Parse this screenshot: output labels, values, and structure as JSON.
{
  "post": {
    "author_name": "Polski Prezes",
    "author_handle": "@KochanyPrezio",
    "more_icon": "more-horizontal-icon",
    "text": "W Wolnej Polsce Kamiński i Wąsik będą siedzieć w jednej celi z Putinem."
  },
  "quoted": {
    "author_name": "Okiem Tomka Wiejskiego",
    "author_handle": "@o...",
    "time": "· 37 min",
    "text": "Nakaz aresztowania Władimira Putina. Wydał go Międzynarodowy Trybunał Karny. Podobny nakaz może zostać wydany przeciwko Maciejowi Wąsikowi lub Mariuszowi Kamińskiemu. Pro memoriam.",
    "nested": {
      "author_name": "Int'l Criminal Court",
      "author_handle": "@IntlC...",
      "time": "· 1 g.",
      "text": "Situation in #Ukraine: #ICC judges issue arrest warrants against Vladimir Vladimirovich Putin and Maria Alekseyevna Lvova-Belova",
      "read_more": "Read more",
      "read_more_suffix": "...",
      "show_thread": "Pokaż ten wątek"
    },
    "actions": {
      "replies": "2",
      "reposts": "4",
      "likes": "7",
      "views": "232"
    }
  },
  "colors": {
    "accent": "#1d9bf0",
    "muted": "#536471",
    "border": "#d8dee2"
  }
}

# # # # #

From the records above, extract every entry verbatim.

_Final result_
Parse this screenshot: output labels, values, and structure as JSON.
{
  "post": {
    "author_name": "Polski Prezes",
    "author_handle": "@KochanyPrezio",
    "more_icon": "more-horizontal-icon",
    "text": "W Wolnej Polsce Kamiński i Wąsik będą siedzieć w jednej celi z Putinem."
  },
  "quoted": {
    "author_name": "Okiem Tomka Wiejskiego",
    "author_handle": "@o...",
    "time": "· 37 min",
    "text": "Nakaz aresztowania Władimira Putina. Wydał go Międzynarodowy Trybunał Karny. Podobny nakaz może zostać wydany przeciwko Maciejowi Wąsikowi lub Mariuszowi Kamińskiemu. Pro memoriam.",
    "nested": {
      "author_name": "Int'l Criminal Court",
      "author_handle": "@IntlC...",
      "time": "· 1 g.",
      "text": "Situation in #Ukraine: #ICC judges issue arrest warrants against Vladimir Vladimirovich Putin and Maria Alekseyevna Lvova-Belova",
      "read_more": "Read more",
      "read_more_suffix": "...",
      "show_thread": "Pokaż ten wątek"
    },
    "actions": {
      "replies": "2",
      "reposts": "4",
      "likes": "7",
      "views": "232"
    }
  },
  "colors": {
    "accent": "#1d9bf0",
    "muted": "#536471",
    "border": "#d8dee2"
  }
}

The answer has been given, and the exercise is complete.